What to do » Rewrite the part of the tacrolimus trough comparison that opens with the words containing "Comparison against published" and closes with "(Cmin) per regimen.", swapping "model-building cohort" for "development cohort".

Given passage »
★ ★ ★ ★ ★ ★ ★

Comparison against published troughs

Kirubakaran 2022 Figure 2 reports the empirical distribution of dose-normalised tacrolimus concentrations in the model-building cohort. The visible “typical-region” of the figure spans roughly 5-30 ug/L per mg under concomitant azole antifungal therapy and 1-5 ug/L per mg without. The table below summarises the simulated typical-value steady-state trough (Cmin) per regimen.

sim_typical |>
  filter(time == 300) |>
  group_by(treatment) |>
  summarise(
    typical_trough_ug_L = round(mean(Cc), 2),
    dose_mg            = ifelse(CONMED_AZOLE[1] == 1L, 0.5, 3.0),
    dose_norm_trough_ug_L_per_mg = round(typical_trough_ug_L / dose_mg, 2),
    .groups = "drop"

★ ★ ★ ★ ★ ★ ★

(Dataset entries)

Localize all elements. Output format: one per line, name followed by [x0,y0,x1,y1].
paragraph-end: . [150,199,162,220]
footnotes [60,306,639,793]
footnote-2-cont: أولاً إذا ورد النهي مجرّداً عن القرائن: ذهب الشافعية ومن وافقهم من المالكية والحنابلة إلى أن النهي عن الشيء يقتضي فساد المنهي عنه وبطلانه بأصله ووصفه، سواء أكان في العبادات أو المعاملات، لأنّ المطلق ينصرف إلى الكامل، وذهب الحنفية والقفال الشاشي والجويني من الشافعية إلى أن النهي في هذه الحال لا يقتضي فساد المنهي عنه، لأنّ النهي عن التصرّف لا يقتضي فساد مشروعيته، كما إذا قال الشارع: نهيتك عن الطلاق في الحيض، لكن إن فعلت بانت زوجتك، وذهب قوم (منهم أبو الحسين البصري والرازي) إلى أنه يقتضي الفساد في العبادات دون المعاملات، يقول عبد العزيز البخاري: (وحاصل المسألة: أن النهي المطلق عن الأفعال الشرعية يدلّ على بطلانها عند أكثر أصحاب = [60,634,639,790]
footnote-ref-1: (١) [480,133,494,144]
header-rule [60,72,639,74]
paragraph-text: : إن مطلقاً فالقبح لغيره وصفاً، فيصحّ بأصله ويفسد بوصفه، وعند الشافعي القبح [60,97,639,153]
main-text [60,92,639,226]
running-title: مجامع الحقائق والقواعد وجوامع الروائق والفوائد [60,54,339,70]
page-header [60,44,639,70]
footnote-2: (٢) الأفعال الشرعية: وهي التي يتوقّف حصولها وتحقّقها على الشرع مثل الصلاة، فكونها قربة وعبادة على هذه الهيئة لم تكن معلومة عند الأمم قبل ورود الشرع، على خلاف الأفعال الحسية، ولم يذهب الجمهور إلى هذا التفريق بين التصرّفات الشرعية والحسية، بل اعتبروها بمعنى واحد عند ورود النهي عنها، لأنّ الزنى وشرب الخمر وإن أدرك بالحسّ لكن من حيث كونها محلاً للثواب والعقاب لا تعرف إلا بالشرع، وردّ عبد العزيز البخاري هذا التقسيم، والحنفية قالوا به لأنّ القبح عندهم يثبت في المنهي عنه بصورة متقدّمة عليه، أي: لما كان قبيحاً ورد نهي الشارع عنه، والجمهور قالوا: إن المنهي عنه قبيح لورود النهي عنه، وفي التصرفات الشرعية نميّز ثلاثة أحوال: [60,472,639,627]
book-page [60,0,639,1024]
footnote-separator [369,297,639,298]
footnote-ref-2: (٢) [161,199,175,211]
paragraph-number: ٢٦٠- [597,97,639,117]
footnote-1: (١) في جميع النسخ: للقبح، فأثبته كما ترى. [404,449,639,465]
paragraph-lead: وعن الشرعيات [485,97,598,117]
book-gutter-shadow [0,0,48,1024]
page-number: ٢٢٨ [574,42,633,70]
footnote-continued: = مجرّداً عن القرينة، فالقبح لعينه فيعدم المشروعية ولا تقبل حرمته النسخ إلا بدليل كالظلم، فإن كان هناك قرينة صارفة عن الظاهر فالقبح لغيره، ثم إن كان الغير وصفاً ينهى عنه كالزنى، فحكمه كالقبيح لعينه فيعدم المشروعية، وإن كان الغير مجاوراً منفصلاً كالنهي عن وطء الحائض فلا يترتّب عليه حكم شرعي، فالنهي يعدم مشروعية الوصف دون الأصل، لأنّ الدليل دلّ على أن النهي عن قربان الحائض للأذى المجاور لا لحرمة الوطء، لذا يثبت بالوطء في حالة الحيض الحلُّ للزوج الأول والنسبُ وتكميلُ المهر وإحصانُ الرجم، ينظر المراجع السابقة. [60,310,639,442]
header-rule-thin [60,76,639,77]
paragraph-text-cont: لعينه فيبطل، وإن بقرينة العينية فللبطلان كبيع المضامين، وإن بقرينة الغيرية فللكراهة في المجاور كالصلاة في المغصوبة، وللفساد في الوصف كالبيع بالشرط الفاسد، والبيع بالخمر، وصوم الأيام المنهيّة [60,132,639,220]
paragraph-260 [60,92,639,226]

★ ★ ★ ★ ★ ★ ★

Written response »
Comparison against published troughs

Kirubakaran 2022 Figure 2 reports the empirical distribution of dose-normalised tacrolimus concentrations in the development cohort. The visible “typical-region” of the figure spans roughly 5-30 ug/L per mg under concomitant azole antifungal therapy and 1-5 ug/L per mg without. The table below summarises the simulated typical-value steady-state trough (Cmin) per regimen.